> _WORK TO BE COMPLETED_
Every line below is to be quoted exactly, with nothing added or dropped.

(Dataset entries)
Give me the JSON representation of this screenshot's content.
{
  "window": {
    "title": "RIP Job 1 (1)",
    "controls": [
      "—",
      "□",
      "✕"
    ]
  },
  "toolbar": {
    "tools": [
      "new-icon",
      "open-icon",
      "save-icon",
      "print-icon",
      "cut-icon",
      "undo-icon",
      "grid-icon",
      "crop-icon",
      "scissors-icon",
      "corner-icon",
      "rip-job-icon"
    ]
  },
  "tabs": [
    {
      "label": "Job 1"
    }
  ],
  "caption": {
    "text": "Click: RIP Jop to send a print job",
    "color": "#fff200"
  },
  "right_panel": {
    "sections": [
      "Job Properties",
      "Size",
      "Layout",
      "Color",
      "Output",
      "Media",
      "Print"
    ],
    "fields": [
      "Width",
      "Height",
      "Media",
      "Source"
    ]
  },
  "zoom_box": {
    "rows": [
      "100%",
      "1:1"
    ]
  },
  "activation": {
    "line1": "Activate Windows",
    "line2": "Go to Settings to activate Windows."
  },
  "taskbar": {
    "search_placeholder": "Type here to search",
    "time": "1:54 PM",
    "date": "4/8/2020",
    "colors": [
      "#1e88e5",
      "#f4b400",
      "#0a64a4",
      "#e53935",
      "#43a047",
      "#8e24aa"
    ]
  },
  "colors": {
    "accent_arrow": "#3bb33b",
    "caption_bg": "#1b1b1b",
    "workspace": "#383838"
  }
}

> _REPLY_
Give me the JSON representation of this screenshot's content.
{
  "window": {
    "title": "RIP Job 1 (1)",
    "controls": [
      "—",
      "□",
      "✕"
    ]
  },
  "toolbar": {
    "tools": [
      "new-icon",
      "open-icon",
      "save-icon",
      "print-icon",
      "cut-icon",
      "undo-icon",
      "grid-icon",
      "crop-icon",
      "scissors-icon",
      "corner-icon",
      "rip-job-icon"
    ]
  },
  "tabs": [
    {
      "label": "Job 1"
    }
  ],
  "caption": {
    "text": "Click: RIP Jop to send a print job",
    "color": "#fff200"
  },
  "right_panel": {
    "sections": [
      "Job Properties",
      "Size",
      "Layout",
      "Color",
      "Output",
      "Media",
      "Print"
    ],
    "fields": [
      "Width",
      "Height",
      "Media",
      "Source"
    ]
  },
  "zoom_box": {
    "rows": [
      "100%",
      "1:1"
    ]
  },
  "activation": {
    "line1": "Activate Windows",
    "line2": "Go to Settings to activate Windows."
  },
  "taskbar": {
    "search_placeholder": "Type here to search",
    "time": "1:54 PM",
    "date": "4/8/2020",
    "colors": [
      "#1e88e5",
      "#f4b400",
      "#0a64a4",
      "#e53935",
      "#43a047",
      "#8e24aa"
    ]
  },
  "colors": {
    "accent_arrow": "#3bb33b",
    "caption_bg": "#1b1b1b",
    "workspace": "#383838"
  }
}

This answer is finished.